» What the exercise asks: Please copy the part of the blog post below word for word, starting at "This poem certainly" and ending at "two of them.".
===== Text passage
Tuesday, January 16, 2007

The Handprint of God...

These past few days were some of the most trying that I've had for a while! My husband was so sick in the hospital and all I could think was that I was going to lose the center of my universe. Sure, we have our moments when we drive each other crazy and we have our ups and downs like any married couple. When our Dr. said he was moving my husband into CCU I just remember thinking of the time when my Dad was airlifted to the UW Medical Center and was on life support. I never questioned God at all during any of this with Michael. I was so busy and frantic trying to make sure my toddler was taken care of when I couldn't take him to the hospital with me. I didn't have time to figure out why this was happening. But, it's funny how certain situations will make you take stock of your life and of your loved ones and make you appreciate what you DO have. It makes you stop and think that you're not as willing to take the little moments with your loved ones for granted. While bringing my husband home from the hospital today, I reached over and grabbed his leg and told him I was so excited that he was coming home - I told him I loved him and that he and London are literally the center of my universe. I need both of them like I need air to breathe. I don't feel that way with just anyone - but with Mike and London I do. They are the special men in my life and they always will be.
This poem certainly doesn't do justice to the feelings locked inside my heart right now. But, I need to contemplate my thoughts and words of this whole experience before I can put them into words of poetry. I certainly want to write a poem about London seeing his Daddy for the 1st time after his Daddy got out of CCU - it's hard to describe in words - but I now understand what it means to see a child who is so completely in love with his Daddy. That's a memory that will forever be locked in my heart - it was so precious and I'm just honored I was able to witness that moment between the two of them.
==========
===== Stored data
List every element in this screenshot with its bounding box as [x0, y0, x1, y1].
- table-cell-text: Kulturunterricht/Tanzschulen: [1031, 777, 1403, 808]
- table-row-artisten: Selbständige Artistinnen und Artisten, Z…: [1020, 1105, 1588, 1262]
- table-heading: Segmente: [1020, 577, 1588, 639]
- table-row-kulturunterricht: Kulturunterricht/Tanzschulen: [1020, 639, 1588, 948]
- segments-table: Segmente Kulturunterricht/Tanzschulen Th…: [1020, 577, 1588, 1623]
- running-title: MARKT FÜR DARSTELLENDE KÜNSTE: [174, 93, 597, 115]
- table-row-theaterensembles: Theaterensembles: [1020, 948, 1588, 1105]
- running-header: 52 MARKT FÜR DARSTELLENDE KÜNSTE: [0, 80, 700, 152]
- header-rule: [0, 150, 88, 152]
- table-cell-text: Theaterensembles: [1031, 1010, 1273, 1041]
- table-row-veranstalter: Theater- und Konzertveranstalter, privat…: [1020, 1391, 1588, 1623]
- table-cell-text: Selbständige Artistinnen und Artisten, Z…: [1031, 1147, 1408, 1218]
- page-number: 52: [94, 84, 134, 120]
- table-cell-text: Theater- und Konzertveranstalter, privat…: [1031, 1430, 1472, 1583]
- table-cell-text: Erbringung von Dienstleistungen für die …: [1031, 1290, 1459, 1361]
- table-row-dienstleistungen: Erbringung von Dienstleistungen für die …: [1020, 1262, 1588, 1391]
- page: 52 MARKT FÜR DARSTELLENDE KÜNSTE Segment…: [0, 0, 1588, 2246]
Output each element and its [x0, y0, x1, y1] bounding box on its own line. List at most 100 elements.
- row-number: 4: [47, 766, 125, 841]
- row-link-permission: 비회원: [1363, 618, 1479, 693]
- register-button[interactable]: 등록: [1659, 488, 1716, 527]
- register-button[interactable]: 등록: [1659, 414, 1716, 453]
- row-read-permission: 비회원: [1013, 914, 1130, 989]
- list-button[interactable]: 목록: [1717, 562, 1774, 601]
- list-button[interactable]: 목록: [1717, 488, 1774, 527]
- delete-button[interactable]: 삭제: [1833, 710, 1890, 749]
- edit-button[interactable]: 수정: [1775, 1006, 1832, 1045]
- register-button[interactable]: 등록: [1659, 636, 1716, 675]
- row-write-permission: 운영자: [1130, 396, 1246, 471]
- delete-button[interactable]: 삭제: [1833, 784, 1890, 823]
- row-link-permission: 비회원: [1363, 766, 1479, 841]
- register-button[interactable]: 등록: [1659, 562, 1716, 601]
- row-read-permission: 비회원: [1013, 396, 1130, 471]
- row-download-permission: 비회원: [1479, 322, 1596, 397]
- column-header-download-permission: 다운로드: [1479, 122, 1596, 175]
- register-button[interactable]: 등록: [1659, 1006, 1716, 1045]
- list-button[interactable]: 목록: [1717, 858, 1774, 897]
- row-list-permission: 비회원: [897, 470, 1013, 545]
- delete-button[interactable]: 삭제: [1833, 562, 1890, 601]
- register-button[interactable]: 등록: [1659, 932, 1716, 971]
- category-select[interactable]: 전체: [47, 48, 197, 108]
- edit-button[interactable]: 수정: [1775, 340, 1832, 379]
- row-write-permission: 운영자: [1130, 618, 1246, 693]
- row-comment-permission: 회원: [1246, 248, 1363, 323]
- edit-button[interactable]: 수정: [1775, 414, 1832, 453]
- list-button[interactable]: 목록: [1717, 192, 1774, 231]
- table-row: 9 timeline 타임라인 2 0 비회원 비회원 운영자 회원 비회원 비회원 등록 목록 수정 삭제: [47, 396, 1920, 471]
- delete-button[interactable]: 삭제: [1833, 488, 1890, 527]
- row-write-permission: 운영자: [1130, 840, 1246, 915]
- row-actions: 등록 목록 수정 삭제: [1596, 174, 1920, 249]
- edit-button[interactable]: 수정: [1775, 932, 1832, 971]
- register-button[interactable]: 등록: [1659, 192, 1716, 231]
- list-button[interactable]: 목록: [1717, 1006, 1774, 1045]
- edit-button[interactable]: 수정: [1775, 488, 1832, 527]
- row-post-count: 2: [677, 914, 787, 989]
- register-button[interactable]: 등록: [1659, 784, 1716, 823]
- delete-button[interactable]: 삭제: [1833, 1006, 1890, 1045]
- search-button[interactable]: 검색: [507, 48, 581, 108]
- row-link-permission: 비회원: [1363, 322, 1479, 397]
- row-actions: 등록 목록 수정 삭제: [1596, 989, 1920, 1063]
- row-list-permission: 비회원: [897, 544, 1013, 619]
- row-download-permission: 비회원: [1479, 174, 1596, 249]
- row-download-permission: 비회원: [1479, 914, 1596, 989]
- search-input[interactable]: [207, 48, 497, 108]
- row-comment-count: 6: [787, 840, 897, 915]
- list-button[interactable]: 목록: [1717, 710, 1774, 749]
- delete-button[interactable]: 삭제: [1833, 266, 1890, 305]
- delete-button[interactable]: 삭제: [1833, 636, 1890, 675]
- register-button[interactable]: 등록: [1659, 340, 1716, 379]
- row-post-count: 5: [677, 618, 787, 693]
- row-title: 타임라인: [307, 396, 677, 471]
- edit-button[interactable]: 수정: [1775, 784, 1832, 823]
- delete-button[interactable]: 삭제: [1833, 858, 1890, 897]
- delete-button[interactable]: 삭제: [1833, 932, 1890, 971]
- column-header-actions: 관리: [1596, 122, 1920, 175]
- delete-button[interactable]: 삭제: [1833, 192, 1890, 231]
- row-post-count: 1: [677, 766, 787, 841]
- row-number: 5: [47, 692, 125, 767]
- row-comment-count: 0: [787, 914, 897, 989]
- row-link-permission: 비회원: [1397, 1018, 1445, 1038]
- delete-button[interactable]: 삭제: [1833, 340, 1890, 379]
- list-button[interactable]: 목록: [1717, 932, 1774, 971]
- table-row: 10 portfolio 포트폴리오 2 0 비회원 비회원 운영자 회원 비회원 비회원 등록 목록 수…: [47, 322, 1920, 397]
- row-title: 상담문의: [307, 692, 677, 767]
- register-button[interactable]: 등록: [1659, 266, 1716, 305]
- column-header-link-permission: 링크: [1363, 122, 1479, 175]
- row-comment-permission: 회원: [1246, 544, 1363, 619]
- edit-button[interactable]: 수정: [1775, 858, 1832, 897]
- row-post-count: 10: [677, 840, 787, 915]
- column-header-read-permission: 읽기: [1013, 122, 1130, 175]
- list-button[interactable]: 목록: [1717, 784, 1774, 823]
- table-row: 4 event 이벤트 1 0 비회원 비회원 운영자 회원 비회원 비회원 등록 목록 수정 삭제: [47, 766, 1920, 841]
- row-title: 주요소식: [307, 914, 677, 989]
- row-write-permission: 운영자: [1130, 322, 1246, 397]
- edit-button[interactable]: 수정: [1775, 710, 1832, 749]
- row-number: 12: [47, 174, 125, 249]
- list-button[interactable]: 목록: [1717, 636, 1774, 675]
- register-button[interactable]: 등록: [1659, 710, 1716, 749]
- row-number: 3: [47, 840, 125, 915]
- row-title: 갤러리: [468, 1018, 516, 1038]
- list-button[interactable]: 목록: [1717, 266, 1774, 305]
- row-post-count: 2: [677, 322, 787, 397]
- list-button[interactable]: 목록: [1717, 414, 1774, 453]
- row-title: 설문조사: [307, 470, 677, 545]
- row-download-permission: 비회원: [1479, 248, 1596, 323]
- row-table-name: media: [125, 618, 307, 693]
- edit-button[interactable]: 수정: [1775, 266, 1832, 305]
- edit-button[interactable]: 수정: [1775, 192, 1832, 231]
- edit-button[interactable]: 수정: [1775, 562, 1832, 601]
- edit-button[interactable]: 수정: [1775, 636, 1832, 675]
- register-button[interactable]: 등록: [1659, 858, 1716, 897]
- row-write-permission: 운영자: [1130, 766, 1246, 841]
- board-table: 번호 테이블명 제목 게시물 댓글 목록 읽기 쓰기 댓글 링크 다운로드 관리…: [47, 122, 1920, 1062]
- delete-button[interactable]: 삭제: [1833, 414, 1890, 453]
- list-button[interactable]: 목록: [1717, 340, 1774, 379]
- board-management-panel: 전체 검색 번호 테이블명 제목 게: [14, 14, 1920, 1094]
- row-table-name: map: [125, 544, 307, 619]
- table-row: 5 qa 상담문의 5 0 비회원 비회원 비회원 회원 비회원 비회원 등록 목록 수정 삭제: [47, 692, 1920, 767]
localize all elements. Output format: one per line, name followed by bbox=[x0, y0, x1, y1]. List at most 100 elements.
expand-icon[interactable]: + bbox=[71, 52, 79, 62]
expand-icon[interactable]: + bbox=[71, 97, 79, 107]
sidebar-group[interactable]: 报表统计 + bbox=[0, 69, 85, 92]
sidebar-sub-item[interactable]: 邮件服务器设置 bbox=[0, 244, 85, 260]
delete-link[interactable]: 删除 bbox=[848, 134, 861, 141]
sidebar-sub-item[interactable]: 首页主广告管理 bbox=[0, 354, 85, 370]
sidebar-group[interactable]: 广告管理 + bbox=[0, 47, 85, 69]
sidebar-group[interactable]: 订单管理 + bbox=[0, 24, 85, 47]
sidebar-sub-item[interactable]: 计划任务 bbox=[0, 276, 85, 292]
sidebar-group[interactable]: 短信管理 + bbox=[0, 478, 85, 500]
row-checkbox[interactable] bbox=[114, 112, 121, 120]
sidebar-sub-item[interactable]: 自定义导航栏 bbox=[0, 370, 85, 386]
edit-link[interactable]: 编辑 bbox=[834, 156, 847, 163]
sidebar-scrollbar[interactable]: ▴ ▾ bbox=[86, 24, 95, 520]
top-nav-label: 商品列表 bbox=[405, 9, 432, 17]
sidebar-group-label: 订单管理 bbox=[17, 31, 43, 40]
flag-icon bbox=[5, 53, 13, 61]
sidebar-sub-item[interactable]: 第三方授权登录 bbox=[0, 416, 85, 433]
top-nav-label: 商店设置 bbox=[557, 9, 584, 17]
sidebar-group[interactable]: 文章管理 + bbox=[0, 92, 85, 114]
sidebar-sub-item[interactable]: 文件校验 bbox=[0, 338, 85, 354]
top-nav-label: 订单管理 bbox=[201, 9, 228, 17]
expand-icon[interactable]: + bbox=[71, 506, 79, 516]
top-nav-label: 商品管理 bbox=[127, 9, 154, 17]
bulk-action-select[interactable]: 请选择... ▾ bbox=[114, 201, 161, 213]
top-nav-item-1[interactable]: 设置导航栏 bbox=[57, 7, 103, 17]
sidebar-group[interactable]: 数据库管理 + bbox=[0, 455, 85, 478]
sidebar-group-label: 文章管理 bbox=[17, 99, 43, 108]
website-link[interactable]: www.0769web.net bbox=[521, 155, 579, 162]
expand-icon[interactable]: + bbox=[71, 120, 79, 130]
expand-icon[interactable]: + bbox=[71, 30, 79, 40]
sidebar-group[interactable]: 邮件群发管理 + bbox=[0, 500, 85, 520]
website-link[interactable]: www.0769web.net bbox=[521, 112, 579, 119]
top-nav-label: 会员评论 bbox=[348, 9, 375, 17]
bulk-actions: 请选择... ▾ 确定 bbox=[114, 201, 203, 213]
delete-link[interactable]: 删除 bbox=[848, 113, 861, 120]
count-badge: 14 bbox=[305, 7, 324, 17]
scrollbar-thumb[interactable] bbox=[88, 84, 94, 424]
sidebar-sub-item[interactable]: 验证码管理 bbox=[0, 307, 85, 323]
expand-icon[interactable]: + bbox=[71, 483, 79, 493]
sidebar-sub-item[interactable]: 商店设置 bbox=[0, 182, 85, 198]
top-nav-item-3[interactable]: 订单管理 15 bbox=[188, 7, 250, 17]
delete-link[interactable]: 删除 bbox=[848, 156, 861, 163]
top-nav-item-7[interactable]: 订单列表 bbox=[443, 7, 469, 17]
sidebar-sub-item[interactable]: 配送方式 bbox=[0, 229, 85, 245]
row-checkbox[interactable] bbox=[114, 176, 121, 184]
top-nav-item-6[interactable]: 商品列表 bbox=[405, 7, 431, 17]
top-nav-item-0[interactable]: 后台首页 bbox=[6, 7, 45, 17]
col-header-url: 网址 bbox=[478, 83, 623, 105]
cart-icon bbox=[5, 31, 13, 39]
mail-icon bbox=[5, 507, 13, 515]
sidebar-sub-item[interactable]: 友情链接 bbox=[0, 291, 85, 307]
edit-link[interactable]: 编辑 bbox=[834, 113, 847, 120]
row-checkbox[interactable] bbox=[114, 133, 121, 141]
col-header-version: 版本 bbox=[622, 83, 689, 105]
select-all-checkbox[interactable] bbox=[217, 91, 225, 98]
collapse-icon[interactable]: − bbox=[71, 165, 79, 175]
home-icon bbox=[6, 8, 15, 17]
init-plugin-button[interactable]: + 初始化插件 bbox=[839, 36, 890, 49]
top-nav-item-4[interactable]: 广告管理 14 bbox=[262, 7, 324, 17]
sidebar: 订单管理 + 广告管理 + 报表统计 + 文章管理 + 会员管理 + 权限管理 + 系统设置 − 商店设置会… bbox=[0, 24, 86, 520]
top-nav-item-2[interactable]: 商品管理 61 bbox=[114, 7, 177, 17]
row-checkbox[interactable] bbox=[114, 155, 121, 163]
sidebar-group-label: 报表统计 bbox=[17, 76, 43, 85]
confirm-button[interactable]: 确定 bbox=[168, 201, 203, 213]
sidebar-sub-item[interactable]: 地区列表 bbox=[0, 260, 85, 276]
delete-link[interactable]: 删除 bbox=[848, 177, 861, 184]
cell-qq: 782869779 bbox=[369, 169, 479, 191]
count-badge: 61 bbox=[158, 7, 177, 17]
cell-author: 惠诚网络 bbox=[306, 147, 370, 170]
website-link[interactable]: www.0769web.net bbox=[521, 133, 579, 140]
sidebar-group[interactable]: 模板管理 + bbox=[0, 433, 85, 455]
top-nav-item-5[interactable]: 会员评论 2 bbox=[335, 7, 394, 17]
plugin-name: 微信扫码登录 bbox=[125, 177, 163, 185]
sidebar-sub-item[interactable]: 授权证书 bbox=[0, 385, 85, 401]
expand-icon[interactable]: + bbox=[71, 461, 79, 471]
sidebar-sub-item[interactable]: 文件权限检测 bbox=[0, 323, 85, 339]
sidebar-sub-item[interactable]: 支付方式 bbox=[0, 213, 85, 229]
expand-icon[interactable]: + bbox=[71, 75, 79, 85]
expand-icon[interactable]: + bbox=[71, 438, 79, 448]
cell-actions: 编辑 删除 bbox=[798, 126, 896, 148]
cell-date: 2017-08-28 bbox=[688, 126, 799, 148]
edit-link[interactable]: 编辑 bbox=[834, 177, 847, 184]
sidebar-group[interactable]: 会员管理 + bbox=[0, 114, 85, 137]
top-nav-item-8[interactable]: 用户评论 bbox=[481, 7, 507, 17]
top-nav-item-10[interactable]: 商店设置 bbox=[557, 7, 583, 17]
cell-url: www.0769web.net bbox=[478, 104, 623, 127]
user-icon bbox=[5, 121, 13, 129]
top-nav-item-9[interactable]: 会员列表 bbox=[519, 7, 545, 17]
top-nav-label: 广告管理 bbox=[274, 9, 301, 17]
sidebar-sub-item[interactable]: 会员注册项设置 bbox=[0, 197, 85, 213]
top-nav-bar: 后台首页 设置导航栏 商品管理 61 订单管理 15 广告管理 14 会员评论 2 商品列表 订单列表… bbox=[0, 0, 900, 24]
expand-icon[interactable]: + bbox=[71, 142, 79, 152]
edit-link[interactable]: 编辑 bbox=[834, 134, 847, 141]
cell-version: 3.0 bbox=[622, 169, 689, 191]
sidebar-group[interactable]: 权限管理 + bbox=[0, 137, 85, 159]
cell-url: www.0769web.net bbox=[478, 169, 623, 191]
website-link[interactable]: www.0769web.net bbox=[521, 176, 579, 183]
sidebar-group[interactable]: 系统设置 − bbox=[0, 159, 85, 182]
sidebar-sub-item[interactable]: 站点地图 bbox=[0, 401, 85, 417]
==========
» Exercise result:
This poem certainly doesn't do justice to the feelings locked inside my heart right now. But, I need to contemplate my thoughts and words of this whole experience before I can put them into words of poetry. I certainly want to write a poem about London seeing his Daddy for the 1st time after his Daddy got out of CCU - it's hard to describe in words - but I now understand what it means to see a child who is so completely in love with his Daddy. That's a memory that will forever be locked in my heart - it was so precious and I'm just honored I was able to witness that moment between the two of them.